## SET PROBLEM
Copy the entries word for word, from the very first line through the line that contains "floorplan-icon[interactable]: FLOOR PLAN [842,216,875,244]". Include both of those lines.
___ MATERIAL SHOWN ___
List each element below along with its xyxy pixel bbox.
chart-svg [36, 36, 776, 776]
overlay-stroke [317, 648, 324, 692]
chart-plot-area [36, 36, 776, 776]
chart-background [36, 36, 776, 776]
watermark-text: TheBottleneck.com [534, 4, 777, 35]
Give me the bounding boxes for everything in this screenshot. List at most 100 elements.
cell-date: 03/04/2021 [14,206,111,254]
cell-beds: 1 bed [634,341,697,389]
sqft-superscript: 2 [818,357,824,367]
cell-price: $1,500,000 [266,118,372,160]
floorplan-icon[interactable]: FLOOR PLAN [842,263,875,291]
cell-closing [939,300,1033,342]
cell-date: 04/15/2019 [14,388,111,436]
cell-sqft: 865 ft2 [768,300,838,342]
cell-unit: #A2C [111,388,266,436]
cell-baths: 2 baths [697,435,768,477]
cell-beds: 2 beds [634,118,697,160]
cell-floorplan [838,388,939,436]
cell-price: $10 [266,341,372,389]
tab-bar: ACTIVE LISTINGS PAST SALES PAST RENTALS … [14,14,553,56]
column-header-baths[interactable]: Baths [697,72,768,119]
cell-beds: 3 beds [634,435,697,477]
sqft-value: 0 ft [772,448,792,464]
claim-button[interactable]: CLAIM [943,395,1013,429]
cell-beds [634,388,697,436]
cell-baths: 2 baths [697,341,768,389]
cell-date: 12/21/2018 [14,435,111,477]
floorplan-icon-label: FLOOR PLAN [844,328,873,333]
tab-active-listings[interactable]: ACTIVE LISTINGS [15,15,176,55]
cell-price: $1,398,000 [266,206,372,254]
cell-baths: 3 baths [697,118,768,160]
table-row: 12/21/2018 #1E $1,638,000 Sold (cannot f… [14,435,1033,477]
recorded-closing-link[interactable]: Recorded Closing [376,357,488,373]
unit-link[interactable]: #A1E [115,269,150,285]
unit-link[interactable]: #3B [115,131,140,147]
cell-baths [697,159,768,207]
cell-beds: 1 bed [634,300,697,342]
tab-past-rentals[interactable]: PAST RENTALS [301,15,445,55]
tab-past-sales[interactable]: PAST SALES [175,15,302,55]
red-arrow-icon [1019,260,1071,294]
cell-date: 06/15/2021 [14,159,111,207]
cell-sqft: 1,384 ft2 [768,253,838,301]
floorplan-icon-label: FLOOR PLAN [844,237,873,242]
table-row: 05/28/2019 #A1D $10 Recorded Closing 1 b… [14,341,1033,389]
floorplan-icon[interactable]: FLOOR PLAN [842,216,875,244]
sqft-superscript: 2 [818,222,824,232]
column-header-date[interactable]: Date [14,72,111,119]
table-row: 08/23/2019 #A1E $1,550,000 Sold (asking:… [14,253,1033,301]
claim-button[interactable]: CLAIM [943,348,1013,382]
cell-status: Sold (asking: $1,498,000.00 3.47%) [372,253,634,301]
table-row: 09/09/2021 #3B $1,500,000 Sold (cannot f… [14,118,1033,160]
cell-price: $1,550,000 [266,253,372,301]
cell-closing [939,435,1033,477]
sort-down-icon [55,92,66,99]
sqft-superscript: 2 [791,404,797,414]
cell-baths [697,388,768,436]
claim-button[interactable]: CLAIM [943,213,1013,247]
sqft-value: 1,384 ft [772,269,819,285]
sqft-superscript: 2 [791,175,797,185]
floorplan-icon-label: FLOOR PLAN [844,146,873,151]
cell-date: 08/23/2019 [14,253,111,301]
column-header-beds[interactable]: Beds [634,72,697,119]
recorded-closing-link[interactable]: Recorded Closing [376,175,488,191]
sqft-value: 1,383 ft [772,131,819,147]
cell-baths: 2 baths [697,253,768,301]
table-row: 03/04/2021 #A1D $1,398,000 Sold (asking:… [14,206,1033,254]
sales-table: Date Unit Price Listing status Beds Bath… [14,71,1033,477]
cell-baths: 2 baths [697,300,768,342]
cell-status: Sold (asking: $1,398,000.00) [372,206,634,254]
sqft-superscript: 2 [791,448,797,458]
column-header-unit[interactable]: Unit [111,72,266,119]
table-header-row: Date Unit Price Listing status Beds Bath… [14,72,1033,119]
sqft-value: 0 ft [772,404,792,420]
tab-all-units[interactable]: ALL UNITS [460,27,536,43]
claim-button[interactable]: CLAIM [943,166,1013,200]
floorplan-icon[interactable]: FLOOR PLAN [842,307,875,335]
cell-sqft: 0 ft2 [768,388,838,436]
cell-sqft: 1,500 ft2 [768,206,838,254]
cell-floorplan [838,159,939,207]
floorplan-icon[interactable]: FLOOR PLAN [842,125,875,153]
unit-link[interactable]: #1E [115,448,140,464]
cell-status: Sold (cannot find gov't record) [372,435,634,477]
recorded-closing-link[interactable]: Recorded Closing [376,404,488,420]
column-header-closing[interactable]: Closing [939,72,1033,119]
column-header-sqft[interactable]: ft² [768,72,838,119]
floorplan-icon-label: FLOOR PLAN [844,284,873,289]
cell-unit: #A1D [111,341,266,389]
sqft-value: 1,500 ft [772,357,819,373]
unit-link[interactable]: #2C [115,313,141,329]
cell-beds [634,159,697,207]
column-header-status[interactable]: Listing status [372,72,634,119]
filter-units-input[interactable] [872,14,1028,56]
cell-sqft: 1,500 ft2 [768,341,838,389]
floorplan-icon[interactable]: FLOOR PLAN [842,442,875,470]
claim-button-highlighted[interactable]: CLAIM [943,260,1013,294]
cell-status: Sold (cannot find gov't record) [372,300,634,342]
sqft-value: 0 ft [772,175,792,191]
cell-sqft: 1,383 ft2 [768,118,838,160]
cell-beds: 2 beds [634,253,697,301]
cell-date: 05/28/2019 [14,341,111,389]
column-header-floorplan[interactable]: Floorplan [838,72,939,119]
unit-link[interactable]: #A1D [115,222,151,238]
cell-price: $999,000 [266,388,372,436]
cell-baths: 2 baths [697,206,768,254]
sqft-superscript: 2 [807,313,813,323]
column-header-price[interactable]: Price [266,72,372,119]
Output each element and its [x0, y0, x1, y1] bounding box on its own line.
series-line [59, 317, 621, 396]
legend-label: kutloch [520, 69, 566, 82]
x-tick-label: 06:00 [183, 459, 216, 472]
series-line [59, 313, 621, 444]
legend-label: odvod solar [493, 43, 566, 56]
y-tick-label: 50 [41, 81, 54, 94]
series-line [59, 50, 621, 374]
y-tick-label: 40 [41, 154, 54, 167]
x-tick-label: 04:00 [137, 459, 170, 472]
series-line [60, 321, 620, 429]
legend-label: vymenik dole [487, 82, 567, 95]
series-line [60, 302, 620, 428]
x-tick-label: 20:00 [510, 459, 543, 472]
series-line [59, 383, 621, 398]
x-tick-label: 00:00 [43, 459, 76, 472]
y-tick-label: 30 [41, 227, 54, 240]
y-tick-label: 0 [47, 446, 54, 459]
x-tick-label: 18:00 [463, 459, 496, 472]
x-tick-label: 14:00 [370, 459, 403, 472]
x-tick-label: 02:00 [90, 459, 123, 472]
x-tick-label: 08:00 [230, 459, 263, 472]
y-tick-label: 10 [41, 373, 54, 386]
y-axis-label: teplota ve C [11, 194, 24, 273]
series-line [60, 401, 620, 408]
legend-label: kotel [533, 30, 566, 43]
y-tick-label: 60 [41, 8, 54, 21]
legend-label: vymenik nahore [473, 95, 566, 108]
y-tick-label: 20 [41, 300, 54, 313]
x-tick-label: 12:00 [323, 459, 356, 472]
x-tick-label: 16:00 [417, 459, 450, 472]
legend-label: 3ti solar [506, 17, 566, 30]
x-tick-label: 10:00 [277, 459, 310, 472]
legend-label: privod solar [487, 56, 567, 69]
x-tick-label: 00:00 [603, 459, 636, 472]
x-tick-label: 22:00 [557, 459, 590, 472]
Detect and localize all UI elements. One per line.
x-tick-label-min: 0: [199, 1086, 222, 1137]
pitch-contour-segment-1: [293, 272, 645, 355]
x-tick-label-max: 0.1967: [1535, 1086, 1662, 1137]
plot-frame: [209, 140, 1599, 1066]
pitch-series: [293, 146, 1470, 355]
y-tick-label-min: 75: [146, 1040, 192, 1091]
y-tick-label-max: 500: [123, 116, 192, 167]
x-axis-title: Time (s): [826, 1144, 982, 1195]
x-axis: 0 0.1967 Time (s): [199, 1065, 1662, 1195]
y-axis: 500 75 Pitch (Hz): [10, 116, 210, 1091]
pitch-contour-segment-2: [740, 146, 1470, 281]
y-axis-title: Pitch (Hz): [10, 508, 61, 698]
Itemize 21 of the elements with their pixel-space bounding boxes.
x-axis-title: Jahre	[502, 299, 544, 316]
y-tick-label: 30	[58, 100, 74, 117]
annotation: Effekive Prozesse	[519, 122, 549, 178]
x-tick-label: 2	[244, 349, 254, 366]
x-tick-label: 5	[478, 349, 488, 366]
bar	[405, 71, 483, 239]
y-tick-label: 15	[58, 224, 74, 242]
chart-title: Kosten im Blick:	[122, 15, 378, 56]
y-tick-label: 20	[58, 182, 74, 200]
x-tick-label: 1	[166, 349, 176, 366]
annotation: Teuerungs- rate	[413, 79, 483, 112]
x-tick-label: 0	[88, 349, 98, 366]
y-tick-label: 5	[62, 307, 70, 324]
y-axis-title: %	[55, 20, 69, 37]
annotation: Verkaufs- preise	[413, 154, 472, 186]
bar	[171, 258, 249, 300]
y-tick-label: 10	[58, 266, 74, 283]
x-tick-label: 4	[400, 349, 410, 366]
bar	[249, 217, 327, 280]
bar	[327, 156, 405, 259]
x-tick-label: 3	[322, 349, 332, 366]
___
## EXERCISE OUTPUT
List each element below along with its xyxy pixel bbox.
chart-svg [36, 36, 776, 776]
overlay-stroke [317, 648, 324, 692]
chart-plot-area [36, 36, 776, 776]
chart-background [36, 36, 776, 776]
watermark-text: TheBottleneck.com [534, 4, 777, 35]
Give me the bounding boxes for everything in this screenshot. List at most 100 elements.
cell-date: 03/04/2021 [14,206,111,254]
cell-beds: 1 bed [634,341,697,389]
sqft-superscript: 2 [818,357,824,367]
cell-price: $1,500,000 [266,118,372,160]
floorplan-icon[interactable]: FLOOR PLAN [842,263,875,291]
cell-closing [939,300,1033,342]
cell-date: 04/15/2019 [14,388,111,436]
cell-sqft: 865 ft2 [768,300,838,342]
cell-unit: #A2C [111,388,266,436]
cell-baths: 2 baths [697,435,768,477]
cell-beds: 2 beds [634,118,697,160]
cell-floorplan [838,388,939,436]
cell-price: $10 [266,341,372,389]
tab-bar: ACTIVE LISTINGS PAST SALES PAST RENTALS … [14,14,553,56]
column-header-baths[interactable]: Baths [697,72,768,119]
cell-beds: 3 beds [634,435,697,477]
sqft-value: 0 ft [772,448,792,464]
claim-button[interactable]: CLAIM [943,395,1013,429]
cell-beds [634,388,697,436]
cell-baths: 2 baths [697,341,768,389]
cell-date: 12/21/2018 [14,435,111,477]
floorplan-icon-label: FLOOR PLAN [844,328,873,333]
tab-active-listings[interactable]: ACTIVE LISTINGS [15,15,176,55]
cell-price: $1,398,000 [266,206,372,254]
cell-baths: 3 baths [697,118,768,160]
table-row: 12/21/2018 #1E $1,638,000 Sold (cannot f… [14,435,1033,477]
recorded-closing-link[interactable]: Recorded Closing [376,357,488,373]
unit-link[interactable]: #A1E [115,269,150,285]
unit-link[interactable]: #3B [115,131,140,147]
cell-baths [697,159,768,207]
cell-beds: 1 bed [634,300,697,342]
tab-past-rentals[interactable]: PAST RENTALS [301,15,445,55]
tab-past-sales[interactable]: PAST SALES [175,15,302,55]
red-arrow-icon [1019,260,1071,294]
cell-date: 06/15/2021 [14,159,111,207]
cell-sqft: 1,384 ft2 [768,253,838,301]
floorplan-icon-label: FLOOR PLAN [844,237,873,242]
table-row: 05/28/2019 #A1D $10 Recorded Closing 1 b… [14,341,1033,389]
floorplan-icon[interactable]: FLOOR PLAN [842,216,875,244]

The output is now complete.